Region boundary data:

+ + + +

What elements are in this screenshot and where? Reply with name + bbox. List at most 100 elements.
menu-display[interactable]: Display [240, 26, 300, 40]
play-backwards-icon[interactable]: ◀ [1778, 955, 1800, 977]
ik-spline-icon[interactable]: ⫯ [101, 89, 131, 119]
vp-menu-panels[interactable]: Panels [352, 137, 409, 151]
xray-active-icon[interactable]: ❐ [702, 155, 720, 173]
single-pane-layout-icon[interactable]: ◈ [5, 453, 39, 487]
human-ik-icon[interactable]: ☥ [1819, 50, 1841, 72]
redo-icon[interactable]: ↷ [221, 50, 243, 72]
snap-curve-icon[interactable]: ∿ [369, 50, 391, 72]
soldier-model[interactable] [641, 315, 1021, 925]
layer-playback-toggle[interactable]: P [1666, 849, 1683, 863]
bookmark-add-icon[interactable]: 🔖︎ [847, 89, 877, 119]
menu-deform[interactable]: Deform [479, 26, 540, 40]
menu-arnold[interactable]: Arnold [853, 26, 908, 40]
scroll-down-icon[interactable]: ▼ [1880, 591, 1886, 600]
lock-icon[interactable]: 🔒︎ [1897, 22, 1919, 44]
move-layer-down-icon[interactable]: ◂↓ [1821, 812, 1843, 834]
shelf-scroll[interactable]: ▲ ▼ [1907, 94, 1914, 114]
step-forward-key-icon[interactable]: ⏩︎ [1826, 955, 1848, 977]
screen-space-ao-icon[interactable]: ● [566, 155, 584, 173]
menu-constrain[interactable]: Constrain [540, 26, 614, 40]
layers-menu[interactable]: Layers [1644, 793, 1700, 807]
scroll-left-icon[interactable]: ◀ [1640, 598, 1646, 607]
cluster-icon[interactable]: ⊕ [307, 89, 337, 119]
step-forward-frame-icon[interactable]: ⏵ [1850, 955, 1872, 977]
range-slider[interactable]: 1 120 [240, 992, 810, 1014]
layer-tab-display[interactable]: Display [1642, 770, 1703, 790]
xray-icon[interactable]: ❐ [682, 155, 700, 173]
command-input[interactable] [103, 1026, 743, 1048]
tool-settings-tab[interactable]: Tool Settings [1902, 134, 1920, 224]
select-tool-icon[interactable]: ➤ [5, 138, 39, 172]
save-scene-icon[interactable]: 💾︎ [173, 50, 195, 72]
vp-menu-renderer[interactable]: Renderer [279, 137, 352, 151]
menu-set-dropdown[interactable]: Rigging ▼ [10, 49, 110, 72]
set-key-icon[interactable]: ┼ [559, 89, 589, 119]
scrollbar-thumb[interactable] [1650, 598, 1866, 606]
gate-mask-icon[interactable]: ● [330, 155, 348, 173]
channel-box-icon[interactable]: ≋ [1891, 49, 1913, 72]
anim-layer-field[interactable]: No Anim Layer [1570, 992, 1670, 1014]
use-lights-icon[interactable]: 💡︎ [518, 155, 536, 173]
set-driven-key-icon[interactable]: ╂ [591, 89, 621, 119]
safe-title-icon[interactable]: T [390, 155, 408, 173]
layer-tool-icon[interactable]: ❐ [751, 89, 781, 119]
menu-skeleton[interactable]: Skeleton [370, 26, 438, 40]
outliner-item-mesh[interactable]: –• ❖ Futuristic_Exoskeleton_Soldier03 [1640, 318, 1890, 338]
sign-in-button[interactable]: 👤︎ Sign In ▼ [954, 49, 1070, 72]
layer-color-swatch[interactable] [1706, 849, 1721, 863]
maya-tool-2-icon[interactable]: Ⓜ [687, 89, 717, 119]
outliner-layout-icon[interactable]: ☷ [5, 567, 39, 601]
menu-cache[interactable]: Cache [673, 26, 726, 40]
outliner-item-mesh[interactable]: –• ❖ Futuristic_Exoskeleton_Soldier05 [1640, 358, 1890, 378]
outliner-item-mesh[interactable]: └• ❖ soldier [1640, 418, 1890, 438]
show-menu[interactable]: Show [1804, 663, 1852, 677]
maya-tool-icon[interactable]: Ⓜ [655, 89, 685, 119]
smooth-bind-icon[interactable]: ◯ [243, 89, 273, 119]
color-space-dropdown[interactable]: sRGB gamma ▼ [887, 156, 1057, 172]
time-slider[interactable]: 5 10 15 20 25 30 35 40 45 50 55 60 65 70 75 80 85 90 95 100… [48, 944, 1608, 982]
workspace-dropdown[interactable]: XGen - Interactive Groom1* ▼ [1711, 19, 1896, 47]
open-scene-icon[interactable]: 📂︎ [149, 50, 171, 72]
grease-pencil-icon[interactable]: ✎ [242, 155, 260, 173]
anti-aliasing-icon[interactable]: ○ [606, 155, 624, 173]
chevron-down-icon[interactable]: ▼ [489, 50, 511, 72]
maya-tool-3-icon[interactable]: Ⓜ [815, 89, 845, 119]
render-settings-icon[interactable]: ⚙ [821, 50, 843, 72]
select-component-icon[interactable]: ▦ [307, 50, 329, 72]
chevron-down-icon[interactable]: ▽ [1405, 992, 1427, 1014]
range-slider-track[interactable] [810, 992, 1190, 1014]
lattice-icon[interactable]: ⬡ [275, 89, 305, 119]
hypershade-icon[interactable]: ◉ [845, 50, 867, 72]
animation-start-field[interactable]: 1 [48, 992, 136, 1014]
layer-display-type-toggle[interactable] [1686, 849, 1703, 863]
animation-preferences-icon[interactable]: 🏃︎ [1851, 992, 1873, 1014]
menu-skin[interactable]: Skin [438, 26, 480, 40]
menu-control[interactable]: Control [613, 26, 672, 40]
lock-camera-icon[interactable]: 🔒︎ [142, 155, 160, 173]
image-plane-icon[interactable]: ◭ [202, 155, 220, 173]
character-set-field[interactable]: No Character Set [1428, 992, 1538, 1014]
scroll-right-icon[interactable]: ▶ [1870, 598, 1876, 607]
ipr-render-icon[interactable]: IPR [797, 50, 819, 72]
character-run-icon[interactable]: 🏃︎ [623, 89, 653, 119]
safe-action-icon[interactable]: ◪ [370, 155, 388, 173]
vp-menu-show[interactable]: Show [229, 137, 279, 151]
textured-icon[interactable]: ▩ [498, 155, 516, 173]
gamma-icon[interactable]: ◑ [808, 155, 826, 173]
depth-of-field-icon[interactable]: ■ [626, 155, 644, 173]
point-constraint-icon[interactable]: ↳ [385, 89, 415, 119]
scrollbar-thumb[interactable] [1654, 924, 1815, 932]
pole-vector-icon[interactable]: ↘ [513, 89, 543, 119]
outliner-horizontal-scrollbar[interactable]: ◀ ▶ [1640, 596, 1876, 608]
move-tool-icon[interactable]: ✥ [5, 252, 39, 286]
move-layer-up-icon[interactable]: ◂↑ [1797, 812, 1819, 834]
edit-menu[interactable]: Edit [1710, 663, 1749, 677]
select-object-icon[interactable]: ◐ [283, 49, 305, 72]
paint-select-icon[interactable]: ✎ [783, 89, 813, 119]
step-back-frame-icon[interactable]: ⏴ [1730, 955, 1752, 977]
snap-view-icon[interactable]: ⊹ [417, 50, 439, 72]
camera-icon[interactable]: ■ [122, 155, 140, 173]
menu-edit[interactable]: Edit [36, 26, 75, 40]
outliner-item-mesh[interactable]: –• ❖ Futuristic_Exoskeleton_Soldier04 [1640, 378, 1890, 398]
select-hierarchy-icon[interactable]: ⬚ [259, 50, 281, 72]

+ + + +

Exercise aim = Can you reproduce every entry above word for word, with nothing changed?

Completed exercise =
What elements are in this screenshot and where? Reply with name + bbox. List at most 100 elements.
menu-display[interactable]: Display [240, 26, 300, 40]
play-backwards-icon[interactable]: ◀ [1778, 955, 1800, 977]
ik-spline-icon[interactable]: ⫯ [101, 89, 131, 119]
vp-menu-panels[interactable]: Panels [352, 137, 409, 151]
xray-active-icon[interactable]: ❐ [702, 155, 720, 173]
single-pane-layout-icon[interactable]: ◈ [5, 453, 39, 487]
human-ik-icon[interactable]: ☥ [1819, 50, 1841, 72]
redo-icon[interactable]: ↷ [221, 50, 243, 72]
snap-curve-icon[interactable]: ∿ [369, 50, 391, 72]
soldier-model[interactable] [641, 315, 1021, 925]
layer-playback-toggle[interactable]: P [1666, 849, 1683, 863]
bookmark-add-icon[interactable]: 🔖︎ [847, 89, 877, 119]
menu-deform[interactable]: Deform [479, 26, 540, 40]
menu-arnold[interactable]: Arnold [853, 26, 908, 40]
scroll-down-icon[interactable]: ▼ [1880, 591, 1886, 600]
lock-icon[interactable]: 🔒︎ [1897, 22, 1919, 44]
move-layer-down-icon[interactable]: ◂↓ [1821, 812, 1843, 834]
shelf-scroll[interactable]: ▲ ▼ [1907, 94, 1914, 114]
step-forward-key-icon[interactable]: ⏩︎ [1826, 955, 1848, 977]
screen-space-ao-icon[interactable]: ● [566, 155, 584, 173]
menu-constrain[interactable]: Constrain [540, 26, 614, 40]
layers-menu[interactable]: Layers [1644, 793, 1700, 807]
scroll-left-icon[interactable]: ◀ [1640, 598, 1646, 607]
cluster-icon[interactable]: ⊕ [307, 89, 337, 119]
step-forward-frame-icon[interactable]: ⏵ [1850, 955, 1872, 977]
range-slider[interactable]: 1 120 [240, 992, 810, 1014]
layer-tab-display[interactable]: Display [1642, 770, 1703, 790]
xray-icon[interactable]: ❐ [682, 155, 700, 173]
command-input[interactable] [103, 1026, 743, 1048]
tool-settings-tab[interactable]: Tool Settings [1902, 134, 1920, 224]
select-tool-icon[interactable]: ➤ [5, 138, 39, 172]
save-scene-icon[interactable]: 💾︎ [173, 50, 195, 72]
vp-menu-renderer[interactable]: Renderer [279, 137, 352, 151]
menu-set-dropdown[interactable]: Rigging ▼ [10, 49, 110, 72]
set-key-icon[interactable]: ┼ [559, 89, 589, 119]
scrollbar-thumb[interactable] [1650, 598, 1866, 606]
gate-mask-icon[interactable]: ● [330, 155, 348, 173]
channel-box-icon[interactable]: ≋ [1891, 49, 1913, 72]
anim-layer-field[interactable]: No Anim Layer [1570, 992, 1670, 1014]
use-lights-icon[interactable]: 💡︎ [518, 155, 536, 173]
set-driven-key-icon[interactable]: ╂ [591, 89, 621, 119]
safe-title-icon[interactable]: T [390, 155, 408, 173]
layer-tool-icon[interactable]: ❐ [751, 89, 781, 119]
menu-skeleton[interactable]: Skeleton [370, 26, 438, 40]
outliner-item-mesh[interactable]: –• ❖ Futuristic_Exoskeleton_Soldier03 [1640, 318, 1890, 338]
sign-in-button[interactable]: 👤︎ Sign In ▼ [954, 49, 1070, 72]
layer-color-swatch[interactable] [1706, 849, 1721, 863]
maya-tool-2-icon[interactable]: Ⓜ [687, 89, 717, 119]
outliner-layout-icon[interactable]: ☷ [5, 567, 39, 601]
menu-cache[interactable]: Cache [673, 26, 726, 40]
outliner-item-mesh[interactable]: –• ❖ Futuristic_Exoskeleton_Soldier05 [1640, 358, 1890, 378]
outliner-item-mesh[interactable]: └• ❖ soldier [1640, 418, 1890, 438]
show-menu[interactable]: Show [1804, 663, 1852, 677]
maya-tool-icon[interactable]: Ⓜ [655, 89, 685, 119]
smooth-bind-icon[interactable]: ◯ [243, 89, 273, 119]
color-space-dropdown[interactable]: sRGB gamma ▼ [887, 156, 1057, 172]
time-slider[interactable]: 5 10 15 20 25 30 35 40 45 50 55 60 65 70 75 80 85 90 95 100… [48, 944, 1608, 982]
workspace-dropdown[interactable]: XGen - Interactive Groom1* ▼ [1711, 19, 1896, 47]
open-scene-icon[interactable]: 📂︎ [149, 50, 171, 72]
grease-pencil-icon[interactable]: ✎ [242, 155, 260, 173]
anti-aliasing-icon[interactable]: ○ [606, 155, 624, 173]
chevron-down-icon[interactable]: ▼ [489, 50, 511, 72]
maya-tool-3-icon[interactable]: Ⓜ [815, 89, 845, 119]
render-settings-icon[interactable]: ⚙ [821, 50, 843, 72]
select-component-icon[interactable]: ▦ [307, 50, 329, 72]
chevron-down-icon[interactable]: ▽ [1405, 992, 1427, 1014]
range-slider-track[interactable] [810, 992, 1190, 1014]
lattice-icon[interactable]: ⬡ [275, 89, 305, 119]
hypershade-icon[interactable]: ◉ [845, 50, 867, 72]
animation-start-field[interactable]: 1 [48, 992, 136, 1014]
layer-display-type-toggle[interactable] [1686, 849, 1703, 863]
animation-preferences-icon[interactable]: 🏃︎ [1851, 992, 1873, 1014]
menu-skin[interactable]: Skin [438, 26, 480, 40]
menu-control[interactable]: Control [613, 26, 672, 40]
lock-camera-icon[interactable]: 🔒︎ [142, 155, 160, 173]
image-plane-icon[interactable]: ◭ [202, 155, 220, 173]
character-set-field[interactable]: No Character Set [1428, 992, 1538, 1014]
scroll-right-icon[interactable]: ▶ [1870, 598, 1876, 607]
ipr-render-icon[interactable]: IPR [797, 50, 819, 72]
character-run-icon[interactable]: 🏃︎ [623, 89, 653, 119]
safe-action-icon[interactable]: ◪ [370, 155, 388, 173]
vp-menu-show[interactable]: Show [229, 137, 279, 151]
textured-icon[interactable]: ▩ [498, 155, 516, 173]
gamma-icon[interactable]: ◑ [808, 155, 826, 173]
depth-of-field-icon[interactable]: ■ [626, 155, 644, 173]
point-constraint-icon[interactable]: ↳ [385, 89, 415, 119]
scrollbar-thumb[interactable] [1654, 924, 1815, 932]
pole-vector-icon[interactable]: ↘ [513, 89, 543, 119]
outliner-horizontal-scrollbar[interactable]: ◀ ▶ [1640, 596, 1876, 608]
move-tool-icon[interactable]: ✥ [5, 252, 39, 286]
move-layer-up-icon[interactable]: ◂↑ [1797, 812, 1819, 834]
edit-menu[interactable]: Edit [1710, 663, 1749, 677]
select-object-icon[interactable]: ◐ [283, 49, 305, 72]
paint-select-icon[interactable]: ✎ [783, 89, 813, 119]
step-back-frame-icon[interactable]: ⏴ [1730, 955, 1752, 977]
snap-view-icon[interactable]: ⊹ [417, 50, 439, 72]
camera-icon[interactable]: ■ [122, 155, 140, 173]
menu-edit[interactable]: Edit [36, 26, 75, 40]
outliner-item-mesh[interactable]: –• ❖ Futuristic_Exoskeleton_Soldier04 [1640, 378, 1890, 398]
select-hierarchy-icon[interactable]: ⬚ [259, 50, 281, 72]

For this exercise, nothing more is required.